What you will do:
1. In the debt ceiling article, how many hours must pass between release of a bill's text and a vote under the House GOP rule?
2. Which people does the debt ceiling article mention by name? List every one.
3. Carry on writing the debt ceiling article from the point where it stops.

Exercise passage:

The length of the hike marks a win for Democrats, who sought to avoid having another debt limit showdown ahead of next year’s election. And they projected many programs that Republicans sought to slash, such as tax credits for green energy projects.
But Republicans succeeded not only in getting Biden to back away from his demand for a “clean” debt ceiling, but secured an agreement that claws back spending and implements new work requirements on public assistance programs without having to agree to any tax increases.
“It doesn’t get everything everybody wanted, but … in divided government that’s what we end up with,” McCarthy said on Sunday.
Biden similarly acknowledged on Saturday that “not everyone” will get what they want as part of the compromise but that the deal protects Democrats’ “key priorities and legislative accomplishments.”
Conservatives, liberals already pushing back
With neither side getting a perfect deal, members of both parties are pushing back.
Rep. Pramila Jayapal (D-Wash.), chairwoman of the House Progressive Caucus, signaled on CNN’s “State of the Union” on Sunday that there will be resistance from Democrats over provisions in the bill to beef up work requirements for public assistance programs.
“We are one of the only countries in the world, if not the only country in the world, that is an industrialized country that puts any requirements on people who just want food,” Jayapal said. She called it “very bad policy” and expressed doubts on its impact on curbing spending.
Rep. Ken Buck (R-Colo.) said shortly after the deal was announced on Saturday that he was “appalled by the debt ceiling surrender.”
“The bottom line is that the U.S. will have $35 trillion of debt in January, 2025,” Buck tweeted.
Several steps remain before debt ceiling actually raised
A bill will have to pass out of the House Rules Committee before an expected House floor vote on Wednesday – keeping with the House GOP rule to have 72 hours between release of text and a vote.
But Rep. Chip Roy (R-Texas) said in a tweet that he will try to stop the bill from passing the House. And Russ Vought, the president of Citizens for Renewing America who was instrumental in the strategy of those resisting McCarthy for Speaker in January and extracting concessions from him, suggested that three of the 20 members who resisted McCarthy for Speaker could block the bill from coming to the House floor.

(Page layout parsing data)
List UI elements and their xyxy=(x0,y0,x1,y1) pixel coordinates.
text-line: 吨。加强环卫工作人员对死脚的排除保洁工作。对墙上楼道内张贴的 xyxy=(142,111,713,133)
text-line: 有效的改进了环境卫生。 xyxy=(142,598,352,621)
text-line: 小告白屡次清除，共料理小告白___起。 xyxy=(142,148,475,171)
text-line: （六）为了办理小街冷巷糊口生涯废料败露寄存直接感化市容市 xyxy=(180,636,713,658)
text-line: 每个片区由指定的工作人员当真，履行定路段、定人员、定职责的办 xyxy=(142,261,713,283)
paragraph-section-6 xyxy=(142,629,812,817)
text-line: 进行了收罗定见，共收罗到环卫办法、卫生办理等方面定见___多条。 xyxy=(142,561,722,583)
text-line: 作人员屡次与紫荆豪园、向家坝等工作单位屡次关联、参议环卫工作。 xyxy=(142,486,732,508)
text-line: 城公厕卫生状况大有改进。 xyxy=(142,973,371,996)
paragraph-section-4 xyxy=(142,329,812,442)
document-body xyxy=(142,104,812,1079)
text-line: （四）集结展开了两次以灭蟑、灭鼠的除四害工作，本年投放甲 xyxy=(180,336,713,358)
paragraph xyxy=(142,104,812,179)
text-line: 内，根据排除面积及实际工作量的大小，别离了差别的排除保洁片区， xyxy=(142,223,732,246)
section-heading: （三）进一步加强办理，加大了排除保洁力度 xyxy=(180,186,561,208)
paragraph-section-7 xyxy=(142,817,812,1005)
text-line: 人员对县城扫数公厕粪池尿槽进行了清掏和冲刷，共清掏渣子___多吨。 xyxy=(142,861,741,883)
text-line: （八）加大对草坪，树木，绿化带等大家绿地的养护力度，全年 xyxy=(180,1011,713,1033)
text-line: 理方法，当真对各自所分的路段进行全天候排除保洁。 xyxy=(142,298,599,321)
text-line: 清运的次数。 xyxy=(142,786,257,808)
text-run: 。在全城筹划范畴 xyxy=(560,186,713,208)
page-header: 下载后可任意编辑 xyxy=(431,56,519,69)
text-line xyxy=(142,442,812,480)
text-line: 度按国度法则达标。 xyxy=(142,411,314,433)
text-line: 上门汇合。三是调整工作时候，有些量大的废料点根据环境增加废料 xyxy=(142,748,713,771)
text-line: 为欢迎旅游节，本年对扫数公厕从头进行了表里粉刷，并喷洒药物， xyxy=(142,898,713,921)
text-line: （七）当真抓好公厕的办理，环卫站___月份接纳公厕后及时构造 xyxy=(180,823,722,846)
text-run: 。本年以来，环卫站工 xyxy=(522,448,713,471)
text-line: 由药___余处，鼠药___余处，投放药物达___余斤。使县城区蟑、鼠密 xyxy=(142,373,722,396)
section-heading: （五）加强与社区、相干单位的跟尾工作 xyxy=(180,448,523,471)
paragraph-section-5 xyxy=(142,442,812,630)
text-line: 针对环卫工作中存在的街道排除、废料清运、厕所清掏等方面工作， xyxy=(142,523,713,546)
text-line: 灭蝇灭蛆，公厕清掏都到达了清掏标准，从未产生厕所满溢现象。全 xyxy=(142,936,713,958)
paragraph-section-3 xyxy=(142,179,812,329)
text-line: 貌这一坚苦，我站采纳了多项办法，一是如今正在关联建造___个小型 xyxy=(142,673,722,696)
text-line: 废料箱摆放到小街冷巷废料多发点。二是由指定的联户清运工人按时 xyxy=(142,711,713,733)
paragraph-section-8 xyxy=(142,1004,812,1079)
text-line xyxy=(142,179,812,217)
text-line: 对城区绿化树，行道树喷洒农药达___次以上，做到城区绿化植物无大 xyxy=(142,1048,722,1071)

Your written answers:
1. 72 hours.

2. Biden, McCarthy, Pramila Jayapal, Ken Buck, Chip Roy, Russ Vought

3.
Along with Roy, two other McCarthy detractors from the Speaker fight – Rep. Ralph Norman (R-S.C.) and Rep. Thomas Massie (R-Ky.) – sit on the House Rules Committee.
But only the three Republicans could block the legislation if all four Democrats on the panel voted against the rule.
Senate may work through weekend to meet deadline
Senate Majority Leader Chuck Schumer (D-N.Y.) warned Democrats on Sunday that the chamber could work on Friday and through the weekend to pass the debt limit bill once it clears the House. The Senate is slated to reconvene from Memorial Day recess on Tuesday.
“When the bill passes the House, I will move to immediately begin consideration of the agreement in the Senate,” Schumer wrote in a letter to Democratic colleagues. “Due to the time it may take to process the legislation in the Senate without cooperation, Senators should prepare for potential Friday and weekend votes.”
That process, however, could be elongated if senators use procedural tools to drag out the legislative process as a way to protest the agreement. Last week, for example, Sen. Mike Lee (R-Utah) threatened to use “every procedural tool” possible to slow-down Senate consideration of the debt limit bill should it not have “substantial spending and budgetary reforms.”
“I will use every procedural tool at my disposal to impede a debt-ceiling deal that doesn’t contain substantial spending and budgetary reforms. I fear things are moving in that direction. If they do, that proposal will not face smooth sailing in the Senate,” Lee wrote on Twitter.
The threat comes as lawmakers stare down a June 5 deadline, after Treasury Secretary Janet Yellen said that is the date the U.S. will run out of cash to pay its bills.